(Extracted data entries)
▬▬▬▬▬▬▬▬▬▬

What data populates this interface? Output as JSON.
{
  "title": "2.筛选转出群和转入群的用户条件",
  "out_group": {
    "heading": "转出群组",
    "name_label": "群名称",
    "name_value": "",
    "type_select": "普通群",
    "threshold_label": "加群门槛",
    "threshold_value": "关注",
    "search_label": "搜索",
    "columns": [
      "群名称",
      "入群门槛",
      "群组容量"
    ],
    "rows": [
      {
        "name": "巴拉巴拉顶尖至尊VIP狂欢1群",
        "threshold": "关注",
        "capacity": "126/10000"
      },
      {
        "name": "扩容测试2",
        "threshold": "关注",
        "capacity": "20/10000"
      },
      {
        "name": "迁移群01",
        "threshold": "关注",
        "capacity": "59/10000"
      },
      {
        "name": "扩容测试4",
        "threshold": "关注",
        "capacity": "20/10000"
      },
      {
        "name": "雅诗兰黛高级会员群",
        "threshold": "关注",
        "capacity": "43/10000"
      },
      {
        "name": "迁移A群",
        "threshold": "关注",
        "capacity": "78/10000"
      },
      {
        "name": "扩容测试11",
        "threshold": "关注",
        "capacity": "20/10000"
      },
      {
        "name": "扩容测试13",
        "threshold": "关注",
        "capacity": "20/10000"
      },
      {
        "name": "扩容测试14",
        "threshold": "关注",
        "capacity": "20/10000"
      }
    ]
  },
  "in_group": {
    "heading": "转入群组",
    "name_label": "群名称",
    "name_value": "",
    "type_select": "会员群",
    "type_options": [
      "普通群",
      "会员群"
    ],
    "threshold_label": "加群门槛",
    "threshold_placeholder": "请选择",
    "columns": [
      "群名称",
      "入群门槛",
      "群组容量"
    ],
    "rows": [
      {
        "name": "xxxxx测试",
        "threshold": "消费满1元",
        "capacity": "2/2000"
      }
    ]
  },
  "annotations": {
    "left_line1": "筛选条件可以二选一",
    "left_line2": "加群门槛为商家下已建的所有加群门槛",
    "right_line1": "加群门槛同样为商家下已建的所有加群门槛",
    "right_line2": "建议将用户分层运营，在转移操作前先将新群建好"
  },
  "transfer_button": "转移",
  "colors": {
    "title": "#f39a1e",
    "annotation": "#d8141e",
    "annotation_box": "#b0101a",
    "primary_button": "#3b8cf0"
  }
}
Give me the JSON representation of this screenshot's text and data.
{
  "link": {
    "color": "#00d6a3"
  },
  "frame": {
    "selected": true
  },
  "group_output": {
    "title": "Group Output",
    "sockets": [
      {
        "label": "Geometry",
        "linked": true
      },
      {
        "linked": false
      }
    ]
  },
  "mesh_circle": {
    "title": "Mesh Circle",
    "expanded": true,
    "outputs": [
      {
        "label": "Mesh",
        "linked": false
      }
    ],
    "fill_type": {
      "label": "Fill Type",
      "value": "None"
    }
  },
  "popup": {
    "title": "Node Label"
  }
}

▬▬▬▬▬▬▬▬▬▬

**STATED GOAL:** Repeat the listing above without any change.

**FULL RESPONSE:**
What data populates this interface? Output as JSON.
{
  "title": "2.筛选转出群和转入群的用户条件",
  "out_group": {
    "heading": "转出群组",
    "name_label": "群名称",
    "name_value": "",
    "type_select": "普通群",
    "threshold_label": "加群门槛",
    "threshold_value": "关注",
    "search_label": "搜索",
    "columns": [
      "群名称",
      "入群门槛",
      "群组容量"
    ],
    "rows": [
      {
        "name": "巴拉巴拉顶尖至尊VIP狂欢1群",
        "threshold": "关注",
        "capacity": "126/10000"
      },
      {
        "name": "扩容测试2",
        "threshold": "关注",
        "capacity": "20/10000"
      },
      {
        "name": "迁移群01",
        "threshold": "关注",
        "capacity": "59/10000"
      },
      {
        "name": "扩容测试4",
        "threshold": "关注",
        "capacity": "20/10000"
      },
      {
        "name": "雅诗兰黛高级会员群",
        "threshold": "关注",
        "capacity": "43/10000"
      },
      {
        "name": "迁移A群",
        "threshold": "关注",
        "capacity": "78/10000"
      },
      {
        "name": "扩容测试11",
        "threshold": "关注",
        "capacity": "20/10000"
      },
      {
        "name": "扩容测试13",
        "threshold": "关注",
        "capacity": "20/10000"
      },
      {
        "name": "扩容测试14",
        "threshold": "关注",
        "capacity": "20/10000"
      }
    ]
  },
  "in_group": {
    "heading": "转入群组",
    "name_label": "群名称",
    "name_value": "",
    "type_select": "会员群",
    "type_options": [
      "普通群",
      "会员群"
    ],
    "threshold_label": "加群门槛",
    "threshold_placeholder": "请选择",
    "columns": [
      "群名称",
      "入群门槛",
      "群组容量"
    ],
    "rows": [
      {
        "name": "xxxxx测试",
        "threshold": "消费满1元",
        "capacity": "2/2000"
      }
    ]
  },
  "annotations": {
    "left_line1": "筛选条件可以二选一",
    "left_line2": "加群门槛为商家下已建的所有加群门槛",
    "right_line1": "加群门槛同样为商家下已建的所有加群门槛",
    "right_line2": "建议将用户分层运营，在转移操作前先将新群建好"
  },
  "transfer_button": "转移",
  "colors": {
    "title": "#f39a1e",
    "annotation": "#d8141e",
    "annotation_box": "#b0101a",
    "primary_button": "#3b8cf0"
  }
}
Give me the JSON representation of this screenshot's text and data.
{
  "link": {
    "color": "#00d6a3"
  },
  "frame": {
    "selected": true
  },
  "group_output": {
    "title": "Group Output",
    "sockets": [
      {
        "label": "Geometry",
        "linked": true
      },
      {
        "linked": false
      }
    ]
  },
  "mesh_circle": {
    "title": "Mesh Circle",
    "expanded": true,
    "outputs": [
      {
        "label": "Mesh",
        "linked": false
      }
    ],
    "fill_type": {
      "label": "Fill Type",
      "value": "None"
    }
  },
  "popup": {
    "title": "Node Label"
  }
}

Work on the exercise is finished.